MATERIALS PROVIDED:
· · · · · · ·

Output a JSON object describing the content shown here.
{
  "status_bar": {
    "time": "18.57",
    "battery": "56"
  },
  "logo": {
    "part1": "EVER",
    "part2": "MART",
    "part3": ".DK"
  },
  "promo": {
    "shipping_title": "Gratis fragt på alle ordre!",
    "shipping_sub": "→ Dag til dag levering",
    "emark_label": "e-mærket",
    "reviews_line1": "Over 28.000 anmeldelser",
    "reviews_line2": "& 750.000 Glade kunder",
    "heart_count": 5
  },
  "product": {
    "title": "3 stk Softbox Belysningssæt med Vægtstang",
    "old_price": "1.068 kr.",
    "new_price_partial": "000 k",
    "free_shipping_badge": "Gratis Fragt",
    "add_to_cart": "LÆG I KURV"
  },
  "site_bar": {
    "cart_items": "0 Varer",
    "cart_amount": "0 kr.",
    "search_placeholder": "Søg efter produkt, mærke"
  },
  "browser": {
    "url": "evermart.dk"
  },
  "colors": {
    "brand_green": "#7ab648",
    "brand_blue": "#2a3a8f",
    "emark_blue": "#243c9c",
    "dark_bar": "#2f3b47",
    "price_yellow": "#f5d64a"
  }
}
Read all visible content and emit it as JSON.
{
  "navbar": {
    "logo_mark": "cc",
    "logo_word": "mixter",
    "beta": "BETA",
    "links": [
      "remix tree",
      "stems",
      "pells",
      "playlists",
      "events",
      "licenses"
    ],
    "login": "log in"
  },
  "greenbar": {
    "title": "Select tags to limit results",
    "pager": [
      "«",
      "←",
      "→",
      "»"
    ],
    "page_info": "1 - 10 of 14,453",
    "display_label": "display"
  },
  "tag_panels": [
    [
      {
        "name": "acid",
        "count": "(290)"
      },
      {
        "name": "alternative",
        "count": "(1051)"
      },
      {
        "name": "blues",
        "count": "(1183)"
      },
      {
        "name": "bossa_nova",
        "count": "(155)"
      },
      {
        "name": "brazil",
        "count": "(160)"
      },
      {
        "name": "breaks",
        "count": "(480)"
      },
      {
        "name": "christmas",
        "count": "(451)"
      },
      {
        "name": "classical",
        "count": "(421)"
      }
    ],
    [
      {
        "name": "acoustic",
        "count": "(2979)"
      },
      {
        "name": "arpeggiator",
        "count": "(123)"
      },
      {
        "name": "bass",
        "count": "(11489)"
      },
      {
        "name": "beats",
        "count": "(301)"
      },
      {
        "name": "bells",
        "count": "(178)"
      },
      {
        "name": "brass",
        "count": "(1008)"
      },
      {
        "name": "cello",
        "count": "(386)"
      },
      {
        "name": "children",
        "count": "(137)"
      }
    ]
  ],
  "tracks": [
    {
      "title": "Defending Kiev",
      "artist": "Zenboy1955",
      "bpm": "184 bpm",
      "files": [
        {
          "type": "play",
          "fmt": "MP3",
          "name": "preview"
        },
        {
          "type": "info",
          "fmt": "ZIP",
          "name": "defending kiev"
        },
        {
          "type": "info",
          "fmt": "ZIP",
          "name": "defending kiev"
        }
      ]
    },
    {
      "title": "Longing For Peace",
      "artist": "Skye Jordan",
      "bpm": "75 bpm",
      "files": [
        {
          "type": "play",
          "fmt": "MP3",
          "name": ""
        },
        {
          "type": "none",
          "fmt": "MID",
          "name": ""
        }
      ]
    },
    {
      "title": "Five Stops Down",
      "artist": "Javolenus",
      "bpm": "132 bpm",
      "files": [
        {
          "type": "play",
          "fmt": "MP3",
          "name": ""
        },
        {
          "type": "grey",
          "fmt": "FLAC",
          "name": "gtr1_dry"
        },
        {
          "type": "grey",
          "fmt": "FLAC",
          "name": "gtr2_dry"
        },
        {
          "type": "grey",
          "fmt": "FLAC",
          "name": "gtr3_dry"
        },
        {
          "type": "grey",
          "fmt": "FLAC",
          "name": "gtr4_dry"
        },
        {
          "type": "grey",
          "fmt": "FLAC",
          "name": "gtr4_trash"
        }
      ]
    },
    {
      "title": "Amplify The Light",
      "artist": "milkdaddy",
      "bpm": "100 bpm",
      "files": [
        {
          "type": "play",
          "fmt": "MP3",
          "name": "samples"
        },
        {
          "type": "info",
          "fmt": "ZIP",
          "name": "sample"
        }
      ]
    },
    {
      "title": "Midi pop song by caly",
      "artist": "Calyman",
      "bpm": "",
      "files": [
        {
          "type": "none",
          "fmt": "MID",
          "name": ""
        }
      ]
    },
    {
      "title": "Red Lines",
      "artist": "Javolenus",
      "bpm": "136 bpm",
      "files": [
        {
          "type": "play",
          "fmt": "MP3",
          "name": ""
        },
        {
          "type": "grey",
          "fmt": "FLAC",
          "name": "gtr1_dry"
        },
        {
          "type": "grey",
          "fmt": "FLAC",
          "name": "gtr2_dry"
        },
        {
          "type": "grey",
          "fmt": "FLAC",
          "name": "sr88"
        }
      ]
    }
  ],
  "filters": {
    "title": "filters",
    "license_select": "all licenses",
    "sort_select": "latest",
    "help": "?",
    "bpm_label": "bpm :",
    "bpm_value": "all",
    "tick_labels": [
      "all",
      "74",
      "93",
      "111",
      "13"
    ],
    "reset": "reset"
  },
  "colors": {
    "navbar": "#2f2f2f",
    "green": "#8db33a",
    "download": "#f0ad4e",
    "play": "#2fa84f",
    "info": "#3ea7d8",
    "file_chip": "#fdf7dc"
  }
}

· · · · · · ·

GIVEN INSTRUCTION:
All of the material above needs to be retyped word for word.

RESULT FOR THIS TASK:
Output a JSON object describing the content shown here.
{
  "status_bar": {
    "time": "18.57",
    "battery": "56"
  },
  "logo": {
    "part1": "EVER",
    "part2": "MART",
    "part3": ".DK"
  },
  "promo": {
    "shipping_title": "Gratis fragt på alle ordre!",
    "shipping_sub": "→ Dag til dag levering",
    "emark_label": "e-mærket",
    "reviews_line1": "Over 28.000 anmeldelser",
    "reviews_line2": "& 750.000 Glade kunder",
    "heart_count": 5
  },
  "product": {
    "title": "3 stk Softbox Belysningssæt med Vægtstang",
    "old_price": "1.068 kr.",
    "new_price_partial": "000 k",
    "free_shipping_badge": "Gratis Fragt",
    "add_to_cart": "LÆG I KURV"
  },
  "site_bar": {
    "cart_items": "0 Varer",
    "cart_amount": "0 kr.",
    "search_placeholder": "Søg efter produkt, mærke"
  },
  "browser": {
    "url": "evermart.dk"
  },
  "colors": {
    "brand_green": "#7ab648",
    "brand_blue": "#2a3a8f",
    "emark_blue": "#243c9c",
    "dark_bar": "#2f3b47",
    "price_yellow": "#f5d64a"
  }
}
Read all visible content and emit it as JSON.
{
  "navbar": {
    "logo_mark": "cc",
    "logo_word": "mixter",
    "beta": "BETA",
    "links": [
      "remix tree",
      "stems",
      "pells",
      "playlists",
      "events",
      "licenses"
    ],
    "login": "log in"
  },
  "greenbar": {
    "title": "Select tags to limit results",
    "pager": [
      "«",
      "←",
      "→",
      "»"
    ],
    "page_info": "1 - 10 of 14,453",
    "display_label": "display"
  },
  "tag_panels": [
    [
      {
        "name": "acid",
        "count": "(290)"
      },
      {
        "name": "alternative",
        "count": "(1051)"
      },
      {
        "name": "blues",
        "count": "(1183)"
      },
      {
        "name": "bossa_nova",
        "count": "(155)"
      },
      {
        "name": "brazil",
        "count": "(160)"
      },
      {
        "name": "breaks",
        "count": "(480)"
      },
      {
        "name": "christmas",
        "count": "(451)"
      },
      {
        "name": "classical",
        "count": "(421)"
      }
    ],
    [
      {
        "name": "acoustic",
        "count": "(2979)"
      },
      {
        "name": "arpeggiator",
        "count": "(123)"
      },
      {
        "name": "bass",
        "count": "(11489)"
      },
      {
        "name": "beats",
        "count": "(301)"
      },
      {
        "name": "bells",
        "count": "(178)"
      },
      {
        "name": "brass",
        "count": "(1008)"
      },
      {
        "name": "cello",
        "count": "(386)"
      },
      {
        "name": "children",
        "count": "(137)"
      }
    ]
  ],
  "tracks": [
    {
      "title": "Defending Kiev",
      "artist": "Zenboy1955",
      "bpm": "184 bpm",
      "files": [
        {
          "type": "play",
          "fmt": "MP3",
          "name": "preview"
        },
        {
          "type": "info",
          "fmt": "ZIP",
          "name": "defending kiev"
        },
        {
          "type": "info",
          "fmt": "ZIP",
          "name": "defending kiev"
        }
      ]
    },
    {
      "title": "Longing For Peace",
      "artist": "Skye Jordan",
      "bpm": "75 bpm",
      "files": [
        {
          "type": "play",
          "fmt": "MP3",
          "name": ""
        },
        {
          "type": "none",
          "fmt": "MID",
          "name": ""
        }
      ]
    },
    {
      "title": "Five Stops Down",
      "artist": "Javolenus",
      "bpm": "132 bpm",
      "files": [
        {
          "type": "play",
          "fmt": "MP3",
          "name": ""
        },
        {
          "type": "grey",
          "fmt": "FLAC",
          "name": "gtr1_dry"
        },
        {
          "type": "grey",
          "fmt": "FLAC",
          "name": "gtr2_dry"
        },
        {
          "type": "grey",
          "fmt": "FLAC",
          "name": "gtr3_dry"
        },
        {
          "type": "grey",
          "fmt": "FLAC",
          "name": "gtr4_dry"
        },
        {
          "type": "grey",
          "fmt": "FLAC",
          "name": "gtr4_trash"
        }
      ]
    },
    {
      "title": "Amplify The Light",
      "artist": "milkdaddy",
      "bpm": "100 bpm",
      "files": [
        {
          "type": "play",
          "fmt": "MP3",
          "name": "samples"
        },
        {
          "type": "info",
          "fmt": "ZIP",
          "name": "sample"
        }
      ]
    },
    {
      "title": "Midi pop song by caly",
      "artist": "Calyman",
      "bpm": "",
      "files": [
        {
          "type": "none",
          "fmt": "MID",
          "name": ""
        }
      ]
    },
    {
      "title": "Red Lines",
      "artist": "Javolenus",
      "bpm": "136 bpm",
      "files": [
        {
          "type": "play",
          "fmt": "MP3",
          "name": ""
        },
        {
          "type": "grey",
          "fmt": "FLAC",
          "name": "gtr1_dry"
        },
        {
          "type": "grey",
          "fmt": "FLAC",
          "name": "gtr2_dry"
        },
        {
          "type": "grey",
          "fmt": "FLAC",
          "name": "sr88"
        }
      ]
    }
  ],
  "filters": {
    "title": "filters",
    "license_select": "all licenses",
    "sort_select": "latest",
    "help": "?",
    "bpm_label": "bpm :",
    "bpm_value": "all",
    "tick_labels": [
      "all",
      "74",
      "93",
      "111",
      "13"
    ],
    "reset": "reset"
  },
  "colors": {
    "navbar": "#2f2f2f",
    "green": "#8db33a",
    "download": "#f0ad4e",
    "play": "#2fa84f",
    "info": "#3ea7d8",
    "file_chip": "#fdf7dc"
  }
}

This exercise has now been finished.